**WRITTEN INSTRUCTION**
Pick out all lines of the entries that include the word "Change" and copy them.

**RAW DATA**
_ _ _ _
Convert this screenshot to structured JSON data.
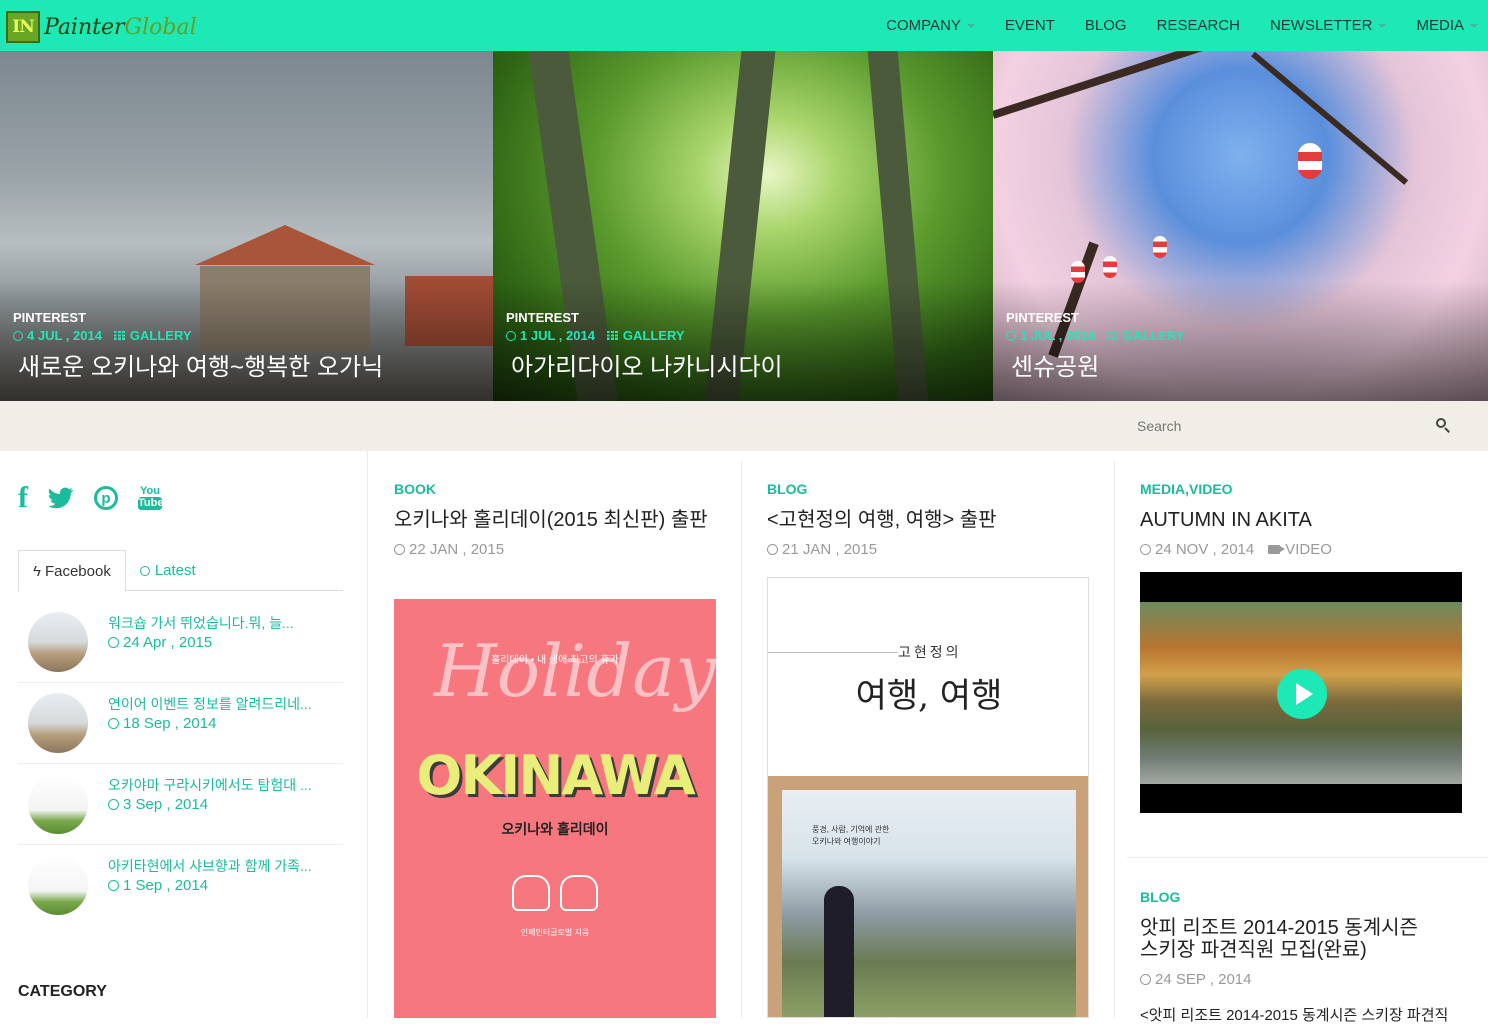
{
  "header": {
    "logo_box": "IN",
    "logo_painter": "Painter",
    "logo_global": "Global",
    "nav": [
      {
        "label": "COMPANY",
        "has_dropdown": true
      },
      {
        "label": "EVENT",
        "has_dropdown": false
      },
      {
        "label": "BLOG",
        "has_dropdown": false
      },
      {
        "label": "RESEARCH",
        "has_dropdown": false
      },
      {
        "label": "NEWSLETTER",
        "has_dropdown": true
      },
      {
        "label": "MEDIA",
        "has_dropdown": true
      }
    ]
  },
  "hero": [
    {
      "category": "PINTEREST",
      "date": "4 JUL , 2014",
      "type": "GALLERY",
      "title": "새로운 오키나와 여행~행복한 오가닉"
    },
    {
      "category": "PINTEREST",
      "date": "1 JUL , 2014",
      "type": "GALLERY",
      "title": "아가리다이오 나카니시다이"
    },
    {
      "category": "PINTEREST",
      "date": "1 JUL , 2014",
      "type": "GALLERY",
      "title": "센슈공원"
    }
  ],
  "search": {
    "placeholder": "Search"
  },
  "sidebar": {
    "social": {
      "facebook": "f",
      "pinterest": "p",
      "youtube_top": "You",
      "youtube_bottom": "Tube"
    },
    "tabs": [
      {
        "label": "Facebook",
        "active": true
      },
      {
        "label": "Latest",
        "active": false
      }
    ],
    "feed": [
      {
        "title": "워크숍 가서 뛰었습니다.뭐, 늘...",
        "date": "24 Apr , 2015",
        "thumb": "photo"
      },
      {
        "title": "연이어 이벤트 정보를 알려드리네...",
        "date": "18 Sep , 2014",
        "thumb": "photo"
      },
      {
        "title": "오카야마 구라시키에서도 탐험대 ...",
        "date": "3 Sep , 2014",
        "thumb": "paper"
      },
      {
        "title": "아키타현에서 샤브향과 함께 가족...",
        "date": "1 Sep , 2014",
        "thumb": "paper"
      }
    ],
    "category_heading": "CATEGORY"
  },
  "posts": {
    "book": {
      "category": "BOOK",
      "title": "오키나와 홀리데이(2015 최신판) 출판",
      "date": "22 JAN , 2015",
      "cover": {
        "script": "Holiday",
        "tagline": "홀리데이 • 내 생애 최고의 휴가",
        "headline": "OKINAWA",
        "subtitle": "오키나와 홀리데이",
        "author": "인페인터글로벌 지음"
      }
    },
    "blog1": {
      "category": "BLOG",
      "title": "<고현정의 여행, 여행> 출판",
      "date": "21 JAN , 2015",
      "cover": {
        "author": "고현정의",
        "title": "여행, 여행",
        "caption_line1": "풍경, 사람, 기억에 관한",
        "caption_line2": "오키나와 여행이야기"
      }
    },
    "media": {
      "category": "MEDIA,VIDEO",
      "title": "AUTUMN IN AKITA",
      "date": "24 NOV , 2014",
      "type": "VIDEO"
    },
    "blog2": {
      "category": "BLOG",
      "title_line1": "앗피 리조트 2014-2015 동계시즌",
      "title_line2": "스키장 파견직원 모집(완료)",
      "date": "24 SEP , 2014",
      "excerpt": "<앗피 리조트 2014-2015 동계시즌 스키장 파견직"
    }
  },
  "colors": {
    "accent": "#1de9b6",
    "link": "#1abc9c",
    "search_bg": "#f0eee6"
  }
}
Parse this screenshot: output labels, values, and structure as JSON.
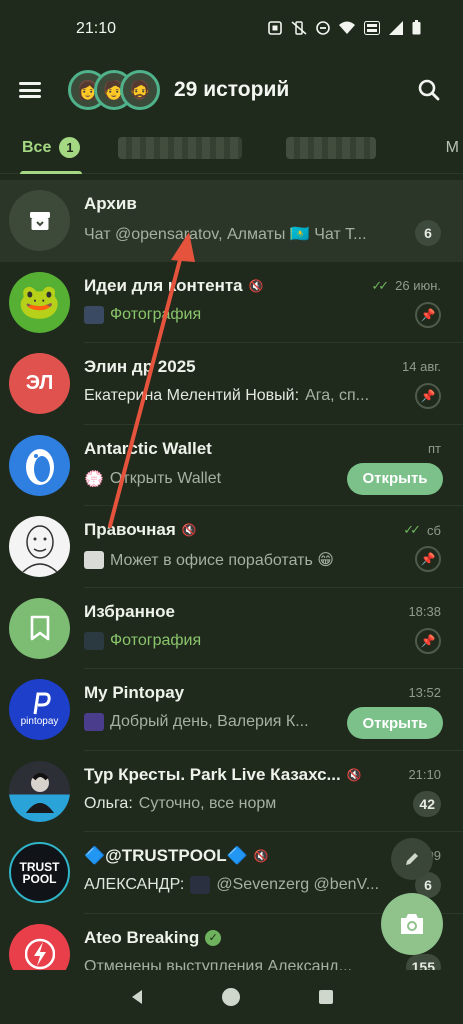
{
  "status_bar": {
    "time": "21:10",
    "icons": [
      "nfc-icon",
      "vibrate-mute-icon",
      "dnd-icon",
      "wifi-icon",
      "volte-icon",
      "signal-icon",
      "battery-icon"
    ]
  },
  "header": {
    "stories_label": "29 историй",
    "story_emojis": [
      "👩",
      "🧑",
      "🧔"
    ]
  },
  "tabs": {
    "active_label": "Все",
    "active_badge": "1",
    "cut_off_label": "М"
  },
  "chats": [
    {
      "title": "Архив",
      "message": "Чат @opensaratov, Алматы 🇰🇿 Чат Т...",
      "count": "6",
      "avatar_bg": "#3d4a3a"
    },
    {
      "title": "Идеи для контента",
      "time": "26 июн.",
      "message_media": "Фотография",
      "avatar_emoji": "🐸",
      "avatar_bg": "#55b034"
    },
    {
      "title": "Элин др 2025",
      "time": "14 авг.",
      "avatar_text": "ЭЛ",
      "message_sender": "Екатерина Мелентий Новый:",
      "message": "Ага, сп...",
      "avatar_bg": "#e0524d"
    },
    {
      "title": "Antarctic Wallet",
      "time": "пт",
      "message": "Открыть Wallet",
      "open_label": "Открыть",
      "avatar_bg": "#2e7fe0"
    },
    {
      "title": "Правочная",
      "time": "сб",
      "message": "Может в офисе поработать 😁",
      "avatar_bg": "#f4f4f4"
    },
    {
      "title": "Избранное",
      "time": "18:38",
      "message_media": "Фотография",
      "avatar_bg": "#7cbd73"
    },
    {
      "title": "My Pintopay",
      "time": "13:52",
      "message": "Добрый день, Валерия К...",
      "open_label": "Открыть",
      "avatar_bg": "#1d3fc9",
      "avatar_caption": "pintopay"
    },
    {
      "title": "Тур Кресты. Park Live Казахс...",
      "time": "21:10",
      "message_sender": "Ольга:",
      "message": "Суточно, все норм",
      "count": "42",
      "avatar_bg": "#1e6aa0"
    },
    {
      "title": "🔷@TRUSTPOOL🔷",
      "time": "09",
      "message_sender": "АЛЕКСАНДР:",
      "message": "@Sevenzerg @benV...",
      "count": "6",
      "avatar_bg": "#101418",
      "avatar_text": "TRUST POOL"
    },
    {
      "title": "Ateo Breaking",
      "message": "Отменены выступления Александ...",
      "count": "155",
      "avatar_bg": "#e83f4a"
    }
  ],
  "colors": {
    "background": "#1f2a1d",
    "accent": "#a4d883",
    "open_button": "#7cc08a",
    "fab": "#8fc38b",
    "annotation_arrow": "#e5533d"
  }
}
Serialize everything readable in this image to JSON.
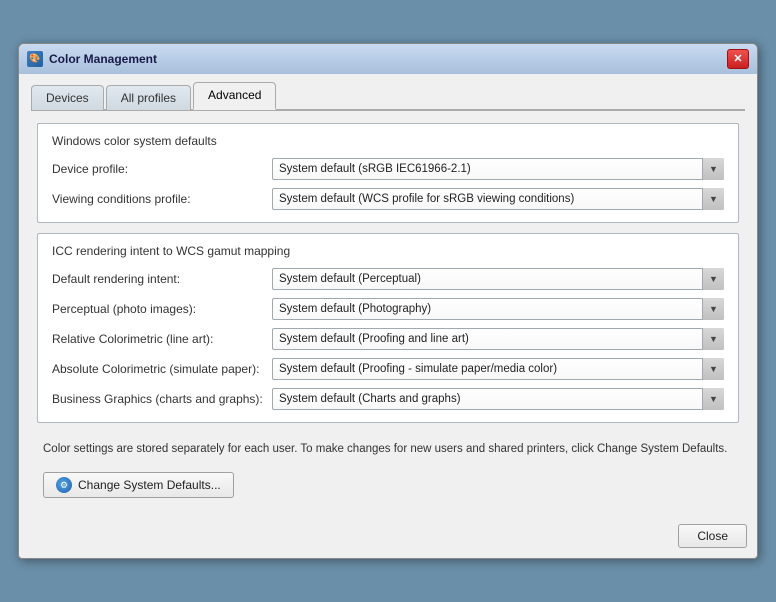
{
  "window": {
    "title": "Color Management",
    "icon_label": "CM",
    "close_label": "✕"
  },
  "tabs": [
    {
      "id": "devices",
      "label": "Devices",
      "active": false
    },
    {
      "id": "all-profiles",
      "label": "All profiles",
      "active": false
    },
    {
      "id": "advanced",
      "label": "Advanced",
      "active": true
    }
  ],
  "windows_color_section": {
    "title": "Windows color system defaults",
    "device_profile_label": "Device profile:",
    "device_profile_value": "System default (sRGB IEC61966-2.1)",
    "viewing_conditions_label": "Viewing conditions profile:",
    "viewing_conditions_value": "System default (WCS profile for sRGB viewing conditions)"
  },
  "icc_section": {
    "title": "ICC  rendering intent to WCS gamut mapping",
    "rows": [
      {
        "label": "Default rendering intent:",
        "value": "System default (Perceptual)"
      },
      {
        "label": "Perceptual (photo images):",
        "value": "System default (Photography)"
      },
      {
        "label": "Relative Colorimetric (line art):",
        "value": "System default (Proofing and line art)"
      },
      {
        "label": "Absolute Colorimetric (simulate paper):",
        "value": "System default (Proofing - simulate paper/media color)"
      },
      {
        "label": "Business Graphics (charts and graphs):",
        "value": "System default (Charts and graphs)"
      }
    ]
  },
  "info_text": "Color settings are stored separately for each user. To make changes for new users and shared printers, click Change System Defaults.",
  "change_defaults_button": "Change System Defaults...",
  "close_button": "Close"
}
_ _ _ _
**THE SOLUTION**
  "info_text": "Color settings are stored separately for each user. To make changes for new users and shared printers, click Change System Defaults.",
  "change_defaults_button": "Change System Defaults...",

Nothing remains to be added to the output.